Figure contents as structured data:
++++++
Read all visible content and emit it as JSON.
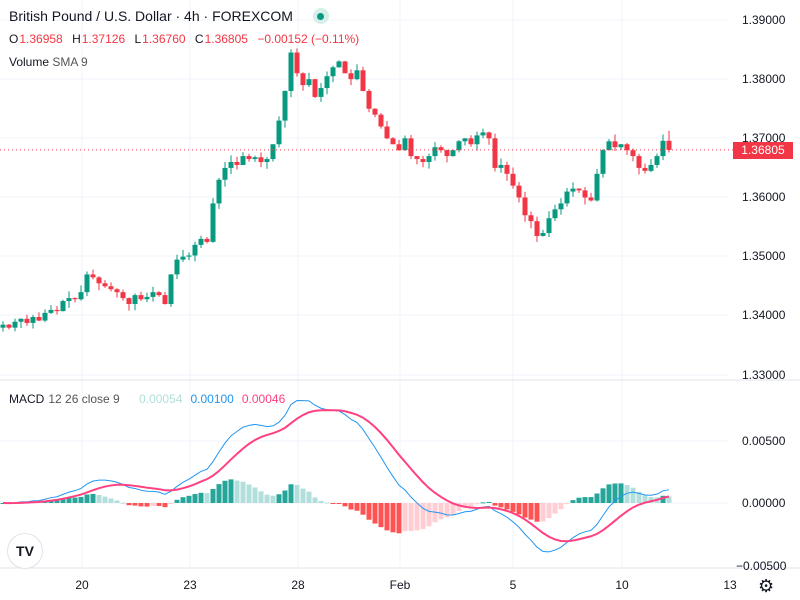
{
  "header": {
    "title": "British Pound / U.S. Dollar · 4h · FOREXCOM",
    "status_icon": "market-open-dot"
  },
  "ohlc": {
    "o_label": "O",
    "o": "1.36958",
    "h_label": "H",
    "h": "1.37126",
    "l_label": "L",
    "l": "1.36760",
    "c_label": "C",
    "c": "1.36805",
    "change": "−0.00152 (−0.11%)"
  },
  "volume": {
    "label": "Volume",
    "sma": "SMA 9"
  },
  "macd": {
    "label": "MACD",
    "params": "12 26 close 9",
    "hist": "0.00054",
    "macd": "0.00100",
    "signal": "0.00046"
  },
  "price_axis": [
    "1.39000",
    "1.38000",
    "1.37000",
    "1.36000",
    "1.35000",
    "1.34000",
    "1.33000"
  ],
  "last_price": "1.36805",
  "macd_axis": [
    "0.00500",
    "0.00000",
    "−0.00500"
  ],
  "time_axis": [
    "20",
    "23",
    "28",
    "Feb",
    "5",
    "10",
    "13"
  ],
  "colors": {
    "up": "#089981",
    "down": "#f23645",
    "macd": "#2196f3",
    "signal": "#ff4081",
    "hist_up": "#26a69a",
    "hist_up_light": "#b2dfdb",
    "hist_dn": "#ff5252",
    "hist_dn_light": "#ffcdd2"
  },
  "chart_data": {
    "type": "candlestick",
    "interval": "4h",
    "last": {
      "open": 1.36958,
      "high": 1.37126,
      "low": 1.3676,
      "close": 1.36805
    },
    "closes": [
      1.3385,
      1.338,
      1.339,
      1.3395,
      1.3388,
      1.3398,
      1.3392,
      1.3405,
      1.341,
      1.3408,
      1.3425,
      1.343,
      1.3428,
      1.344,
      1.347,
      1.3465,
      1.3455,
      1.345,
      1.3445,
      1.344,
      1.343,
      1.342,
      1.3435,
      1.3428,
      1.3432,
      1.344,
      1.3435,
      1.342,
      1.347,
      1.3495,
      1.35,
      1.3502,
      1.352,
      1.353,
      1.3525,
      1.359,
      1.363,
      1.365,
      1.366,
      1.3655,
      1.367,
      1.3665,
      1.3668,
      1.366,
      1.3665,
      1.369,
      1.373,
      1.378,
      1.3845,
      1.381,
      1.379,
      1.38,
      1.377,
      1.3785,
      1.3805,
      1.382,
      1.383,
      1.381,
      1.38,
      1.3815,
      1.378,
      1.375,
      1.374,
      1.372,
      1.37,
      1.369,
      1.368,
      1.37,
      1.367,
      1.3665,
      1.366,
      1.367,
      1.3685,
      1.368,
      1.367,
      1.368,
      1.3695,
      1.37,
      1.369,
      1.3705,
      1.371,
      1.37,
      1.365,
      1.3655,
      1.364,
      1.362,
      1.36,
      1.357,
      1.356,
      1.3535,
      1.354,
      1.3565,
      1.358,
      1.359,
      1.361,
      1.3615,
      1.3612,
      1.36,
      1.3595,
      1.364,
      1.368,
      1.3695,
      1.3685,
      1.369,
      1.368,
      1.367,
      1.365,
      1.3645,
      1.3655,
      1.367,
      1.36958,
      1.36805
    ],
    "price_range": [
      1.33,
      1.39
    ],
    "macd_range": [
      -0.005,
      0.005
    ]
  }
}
++++++
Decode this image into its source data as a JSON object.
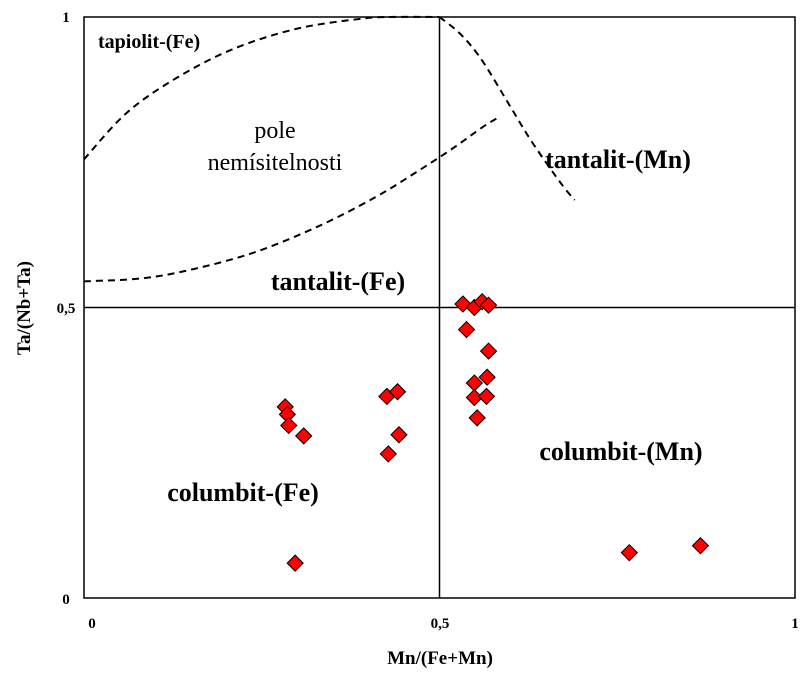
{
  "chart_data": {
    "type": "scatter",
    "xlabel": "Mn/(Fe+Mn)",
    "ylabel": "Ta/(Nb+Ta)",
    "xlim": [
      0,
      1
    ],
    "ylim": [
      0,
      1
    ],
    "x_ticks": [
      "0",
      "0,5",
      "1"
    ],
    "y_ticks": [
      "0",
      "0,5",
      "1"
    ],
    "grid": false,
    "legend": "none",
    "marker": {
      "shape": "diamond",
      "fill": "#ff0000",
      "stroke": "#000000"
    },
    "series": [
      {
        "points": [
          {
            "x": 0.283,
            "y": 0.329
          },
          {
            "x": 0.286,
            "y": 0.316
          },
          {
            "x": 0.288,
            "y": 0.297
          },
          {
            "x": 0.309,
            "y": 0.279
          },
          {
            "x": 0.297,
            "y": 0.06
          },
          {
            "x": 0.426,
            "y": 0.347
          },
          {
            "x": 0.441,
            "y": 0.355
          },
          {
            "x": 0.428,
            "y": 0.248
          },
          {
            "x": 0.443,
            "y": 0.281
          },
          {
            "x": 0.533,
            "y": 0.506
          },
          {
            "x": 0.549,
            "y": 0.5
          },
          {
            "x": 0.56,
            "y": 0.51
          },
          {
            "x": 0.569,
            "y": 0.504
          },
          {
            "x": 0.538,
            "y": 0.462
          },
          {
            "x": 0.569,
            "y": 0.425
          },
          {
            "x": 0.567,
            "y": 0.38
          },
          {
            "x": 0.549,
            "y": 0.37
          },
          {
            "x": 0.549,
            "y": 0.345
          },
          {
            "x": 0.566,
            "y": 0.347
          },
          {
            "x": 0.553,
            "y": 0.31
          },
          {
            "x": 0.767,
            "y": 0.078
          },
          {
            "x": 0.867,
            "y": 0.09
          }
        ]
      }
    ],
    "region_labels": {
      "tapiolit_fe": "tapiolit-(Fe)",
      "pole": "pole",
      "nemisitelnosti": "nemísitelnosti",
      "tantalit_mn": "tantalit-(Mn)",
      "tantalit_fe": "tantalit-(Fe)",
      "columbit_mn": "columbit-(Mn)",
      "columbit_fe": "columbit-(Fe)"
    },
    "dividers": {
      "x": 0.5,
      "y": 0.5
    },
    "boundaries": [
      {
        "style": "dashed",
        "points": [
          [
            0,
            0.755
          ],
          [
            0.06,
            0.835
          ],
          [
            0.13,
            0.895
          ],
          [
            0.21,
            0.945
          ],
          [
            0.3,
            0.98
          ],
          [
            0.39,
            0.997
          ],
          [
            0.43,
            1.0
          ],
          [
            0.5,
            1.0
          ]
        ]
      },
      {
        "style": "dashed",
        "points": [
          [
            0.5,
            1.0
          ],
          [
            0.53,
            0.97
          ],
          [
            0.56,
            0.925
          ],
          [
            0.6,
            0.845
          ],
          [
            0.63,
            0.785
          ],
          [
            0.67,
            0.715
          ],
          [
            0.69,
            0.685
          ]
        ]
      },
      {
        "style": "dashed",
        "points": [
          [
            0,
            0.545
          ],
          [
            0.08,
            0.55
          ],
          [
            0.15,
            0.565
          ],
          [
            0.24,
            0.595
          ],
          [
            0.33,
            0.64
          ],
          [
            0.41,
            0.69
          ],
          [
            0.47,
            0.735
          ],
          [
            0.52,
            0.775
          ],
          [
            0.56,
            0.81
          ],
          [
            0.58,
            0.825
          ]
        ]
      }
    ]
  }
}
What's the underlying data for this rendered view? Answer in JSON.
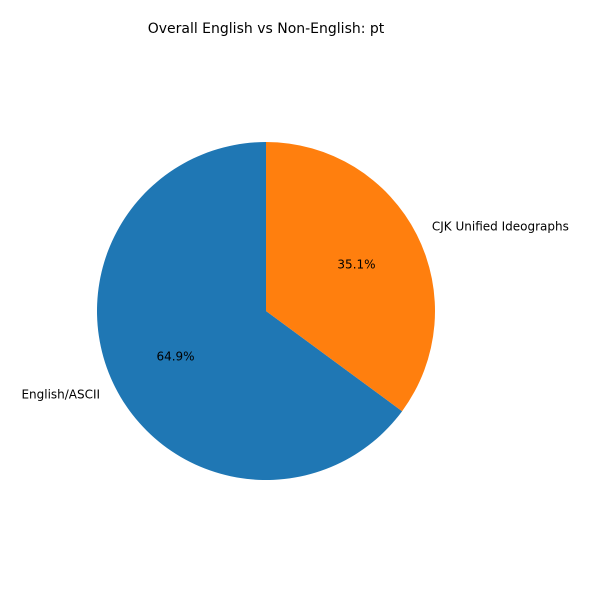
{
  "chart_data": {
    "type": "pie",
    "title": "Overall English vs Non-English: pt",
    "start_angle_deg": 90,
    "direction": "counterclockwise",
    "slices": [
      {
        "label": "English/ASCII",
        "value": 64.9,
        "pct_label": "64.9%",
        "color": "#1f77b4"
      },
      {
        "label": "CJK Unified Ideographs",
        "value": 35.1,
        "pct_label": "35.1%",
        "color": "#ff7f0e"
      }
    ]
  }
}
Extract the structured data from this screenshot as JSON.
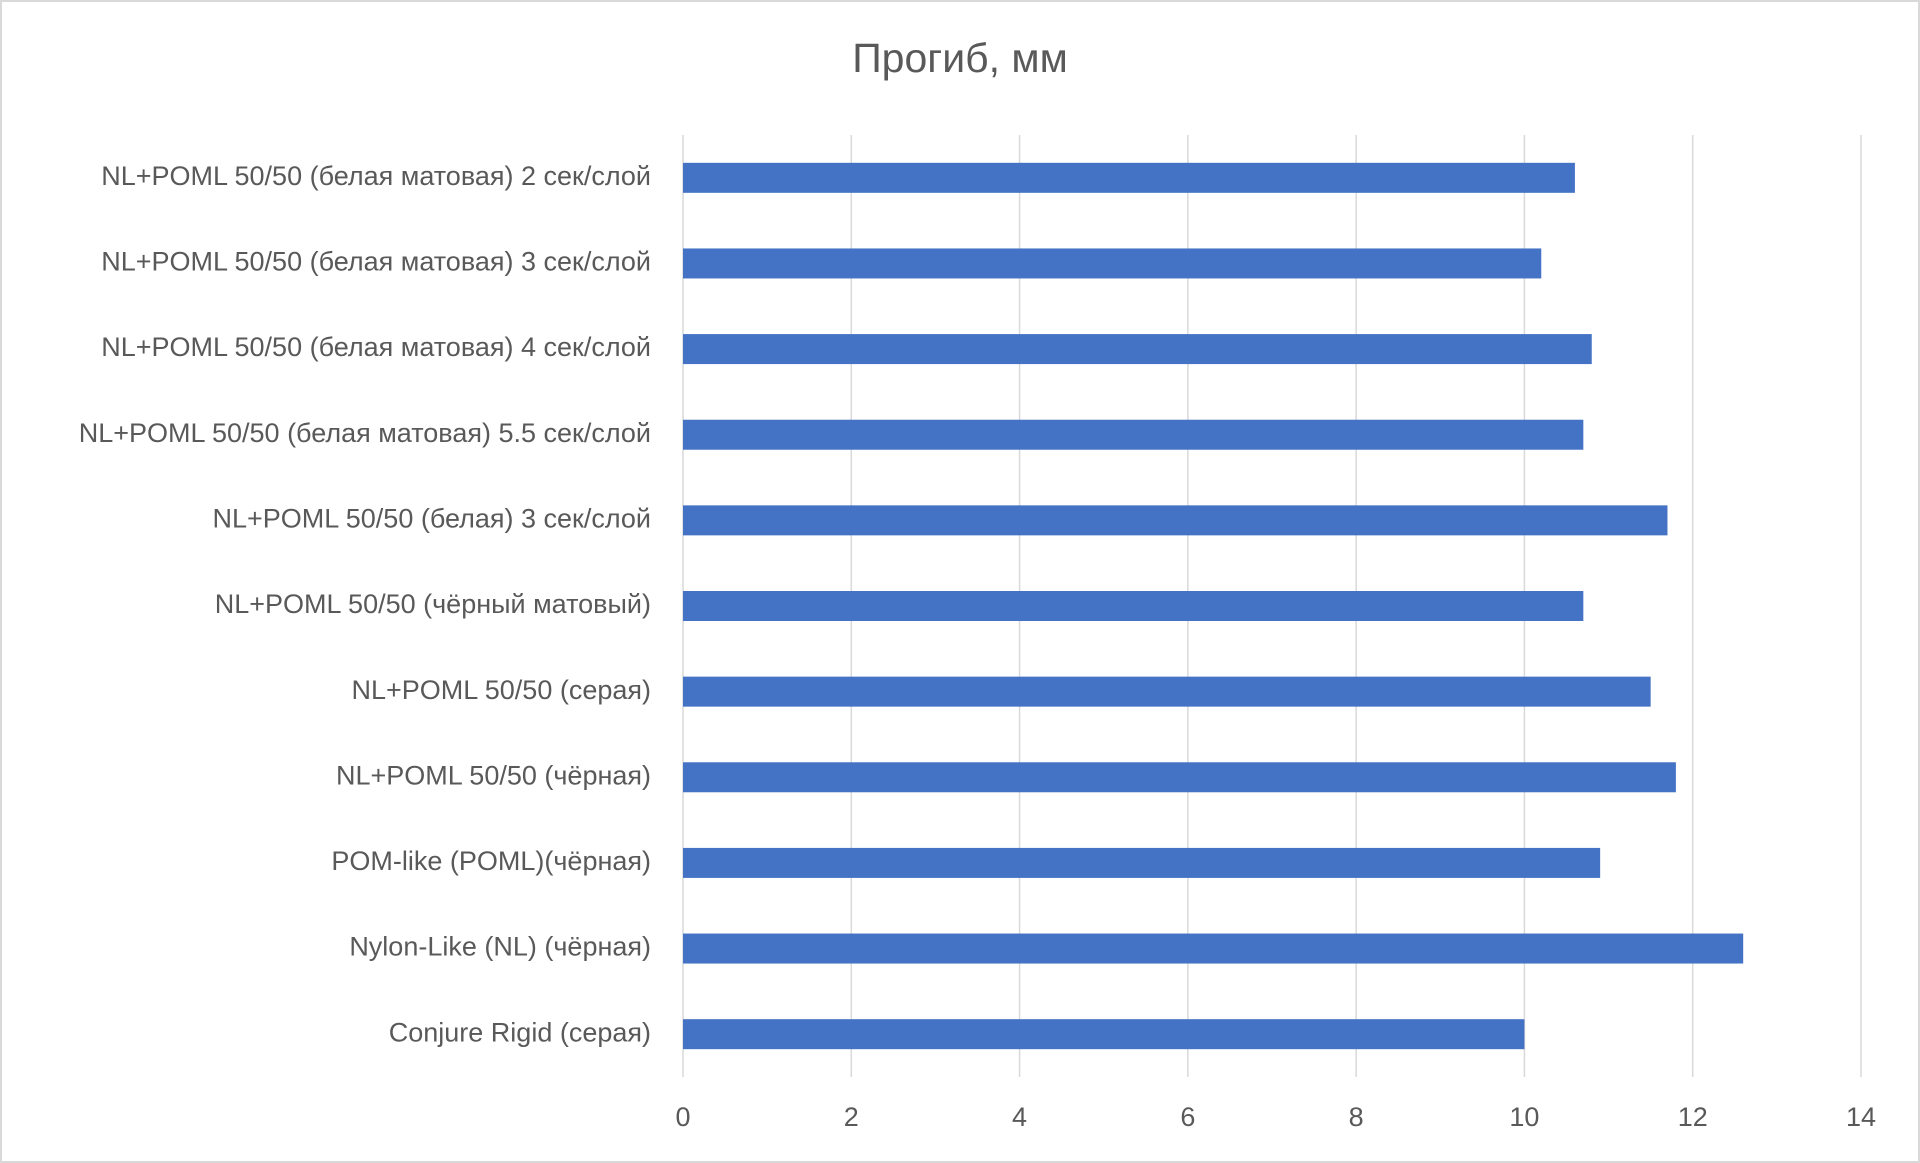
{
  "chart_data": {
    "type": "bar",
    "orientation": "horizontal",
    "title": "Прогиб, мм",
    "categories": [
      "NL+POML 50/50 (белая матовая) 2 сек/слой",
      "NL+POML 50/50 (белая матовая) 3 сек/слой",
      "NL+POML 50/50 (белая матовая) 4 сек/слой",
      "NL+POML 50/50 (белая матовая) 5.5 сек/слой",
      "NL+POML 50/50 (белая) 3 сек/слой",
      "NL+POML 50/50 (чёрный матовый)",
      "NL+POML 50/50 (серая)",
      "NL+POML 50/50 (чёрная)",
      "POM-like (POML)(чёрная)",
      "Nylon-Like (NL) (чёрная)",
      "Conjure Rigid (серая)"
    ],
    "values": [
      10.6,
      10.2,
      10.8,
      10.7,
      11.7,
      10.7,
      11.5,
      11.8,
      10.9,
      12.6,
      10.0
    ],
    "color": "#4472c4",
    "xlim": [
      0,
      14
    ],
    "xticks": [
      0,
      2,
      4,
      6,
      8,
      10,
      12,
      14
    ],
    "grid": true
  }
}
++++++
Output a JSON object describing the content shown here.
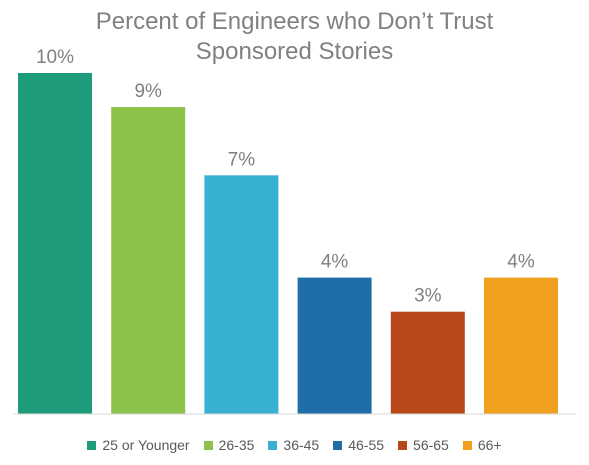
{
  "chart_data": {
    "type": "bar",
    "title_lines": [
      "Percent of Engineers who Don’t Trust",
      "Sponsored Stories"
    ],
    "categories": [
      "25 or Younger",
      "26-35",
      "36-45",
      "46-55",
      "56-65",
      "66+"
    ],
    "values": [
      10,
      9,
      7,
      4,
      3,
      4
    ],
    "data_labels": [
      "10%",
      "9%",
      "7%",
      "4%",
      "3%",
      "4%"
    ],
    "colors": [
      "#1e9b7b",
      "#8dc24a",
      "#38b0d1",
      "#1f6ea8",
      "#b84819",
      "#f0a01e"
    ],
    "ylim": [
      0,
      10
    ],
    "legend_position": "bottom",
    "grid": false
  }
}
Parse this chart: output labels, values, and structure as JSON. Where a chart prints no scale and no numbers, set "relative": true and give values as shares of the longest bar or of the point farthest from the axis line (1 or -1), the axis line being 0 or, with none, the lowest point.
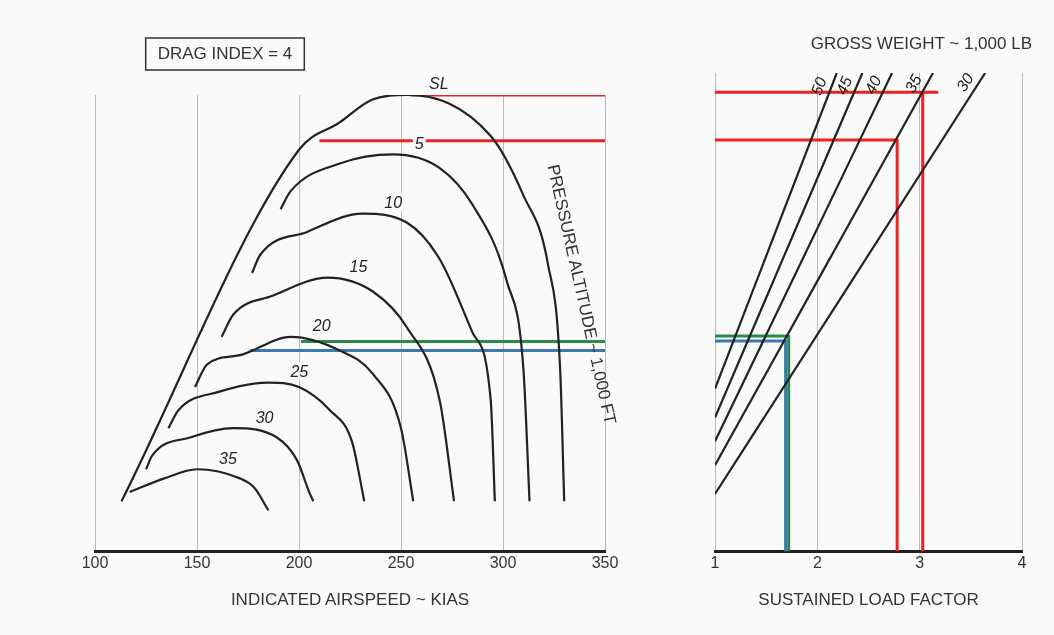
++++++
Your objective:
The lines to print start at the line containing "Output a JSON" and end at the line containing "Parse this chart: output"; print them exactly, both ends included, and leave out every picture.

Full answer:
Output a JSON object describing the content shown here.
{
  "chart_data": {
    "type": "bar",
    "title_lines": [
      "Percent of Engineers who Don’t Trust",
      "Sponsored Stories"
    ],
    "categories": [
      "25 or Younger",
      "26-35",
      "36-45",
      "46-55",
      "56-65",
      "66+"
    ],
    "values": [
      10,
      9,
      7,
      4,
      3,
      4
    ],
    "data_labels": [
      "10%",
      "9%",
      "7%",
      "4%",
      "3%",
      "4%"
    ],
    "colors": [
      "#1e9b7b",
      "#8dc24a",
      "#38b0d1",
      "#1f6ea8",
      "#b84819",
      "#f0a01e"
    ],
    "ylim": [
      0,
      10
    ],
    "legend_position": "bottom",
    "grid": false
  }
}
Parse this chart: output labels, values, and structure as JSON. Where a chart prints no scale and no numbers, set "relative": true and give values as shares of the longest bar or of the point farthest from the axis line (1 or -1), the axis line being 0 or, with none, the lowest point.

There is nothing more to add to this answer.